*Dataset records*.
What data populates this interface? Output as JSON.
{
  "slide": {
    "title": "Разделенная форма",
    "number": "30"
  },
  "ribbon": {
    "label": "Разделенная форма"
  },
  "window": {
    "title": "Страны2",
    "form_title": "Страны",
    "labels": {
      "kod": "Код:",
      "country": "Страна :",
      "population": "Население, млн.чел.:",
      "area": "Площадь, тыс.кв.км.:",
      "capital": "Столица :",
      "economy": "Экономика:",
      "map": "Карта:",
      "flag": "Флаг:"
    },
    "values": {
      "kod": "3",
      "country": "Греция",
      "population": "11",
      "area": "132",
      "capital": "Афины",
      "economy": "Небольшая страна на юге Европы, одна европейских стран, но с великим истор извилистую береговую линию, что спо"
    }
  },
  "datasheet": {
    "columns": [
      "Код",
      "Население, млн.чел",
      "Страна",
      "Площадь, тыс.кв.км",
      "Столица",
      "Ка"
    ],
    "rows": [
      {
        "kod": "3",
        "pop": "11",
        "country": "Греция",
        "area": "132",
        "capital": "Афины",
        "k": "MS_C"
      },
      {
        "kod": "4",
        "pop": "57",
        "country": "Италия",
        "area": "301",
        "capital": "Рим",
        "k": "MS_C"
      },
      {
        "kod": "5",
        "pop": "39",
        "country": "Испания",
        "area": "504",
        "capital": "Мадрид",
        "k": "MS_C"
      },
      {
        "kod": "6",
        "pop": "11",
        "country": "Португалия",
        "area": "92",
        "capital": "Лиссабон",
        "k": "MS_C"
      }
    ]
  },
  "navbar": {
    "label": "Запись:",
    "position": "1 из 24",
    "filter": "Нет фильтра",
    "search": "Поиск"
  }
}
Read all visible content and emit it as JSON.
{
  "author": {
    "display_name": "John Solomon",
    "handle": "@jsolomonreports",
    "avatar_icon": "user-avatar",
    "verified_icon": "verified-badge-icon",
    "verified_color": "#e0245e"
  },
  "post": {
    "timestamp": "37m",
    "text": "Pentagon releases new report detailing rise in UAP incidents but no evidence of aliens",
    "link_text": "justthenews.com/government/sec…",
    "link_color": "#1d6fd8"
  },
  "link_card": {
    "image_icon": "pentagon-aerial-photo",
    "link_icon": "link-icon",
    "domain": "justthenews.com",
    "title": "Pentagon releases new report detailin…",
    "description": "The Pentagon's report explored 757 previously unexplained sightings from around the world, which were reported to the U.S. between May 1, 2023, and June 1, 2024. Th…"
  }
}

*Stated exercise*. Lines that include the word "area" are to be extracted from the data above.

*Result of this exercise*.
      "area": "Площадь, тыс.кв.км.:",
      "area": "132",
        "area": "132",
        "area": "301",
        "area": "504",
        "area": "92",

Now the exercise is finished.